▽
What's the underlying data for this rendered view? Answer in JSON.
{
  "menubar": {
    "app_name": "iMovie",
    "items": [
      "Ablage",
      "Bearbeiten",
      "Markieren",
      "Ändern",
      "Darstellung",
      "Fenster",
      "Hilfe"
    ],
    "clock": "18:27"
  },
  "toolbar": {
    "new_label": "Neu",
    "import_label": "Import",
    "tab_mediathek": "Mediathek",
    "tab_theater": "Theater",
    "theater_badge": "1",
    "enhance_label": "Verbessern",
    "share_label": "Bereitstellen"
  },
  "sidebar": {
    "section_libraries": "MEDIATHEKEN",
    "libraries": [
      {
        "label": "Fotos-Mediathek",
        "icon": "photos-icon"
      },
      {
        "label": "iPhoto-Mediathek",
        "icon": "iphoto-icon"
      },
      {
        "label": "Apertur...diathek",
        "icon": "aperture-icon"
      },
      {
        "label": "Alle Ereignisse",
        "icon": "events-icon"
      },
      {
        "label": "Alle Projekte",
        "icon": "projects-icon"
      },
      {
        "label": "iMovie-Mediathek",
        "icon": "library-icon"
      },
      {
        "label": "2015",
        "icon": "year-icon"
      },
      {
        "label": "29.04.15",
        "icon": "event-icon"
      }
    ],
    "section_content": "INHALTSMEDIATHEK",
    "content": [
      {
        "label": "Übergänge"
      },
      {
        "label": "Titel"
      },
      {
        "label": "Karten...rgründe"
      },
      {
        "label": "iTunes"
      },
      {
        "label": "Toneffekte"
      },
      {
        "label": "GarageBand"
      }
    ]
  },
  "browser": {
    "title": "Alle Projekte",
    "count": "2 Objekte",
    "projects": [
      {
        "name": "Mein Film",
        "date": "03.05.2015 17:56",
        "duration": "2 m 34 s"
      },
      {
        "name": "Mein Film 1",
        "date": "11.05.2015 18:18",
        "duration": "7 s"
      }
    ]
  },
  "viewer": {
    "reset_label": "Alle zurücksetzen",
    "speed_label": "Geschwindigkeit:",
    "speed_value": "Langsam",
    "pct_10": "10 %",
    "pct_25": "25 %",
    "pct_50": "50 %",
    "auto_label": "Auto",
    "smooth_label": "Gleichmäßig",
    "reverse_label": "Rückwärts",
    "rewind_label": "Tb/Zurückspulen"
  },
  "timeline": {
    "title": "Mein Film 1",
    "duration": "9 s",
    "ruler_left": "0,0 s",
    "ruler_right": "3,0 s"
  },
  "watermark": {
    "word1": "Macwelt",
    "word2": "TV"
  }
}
△
GIVEN TASK:
Tell how many lines above contain the word "icon". Give the number alone.

RESPONSE TO THIS EXERCISE:
8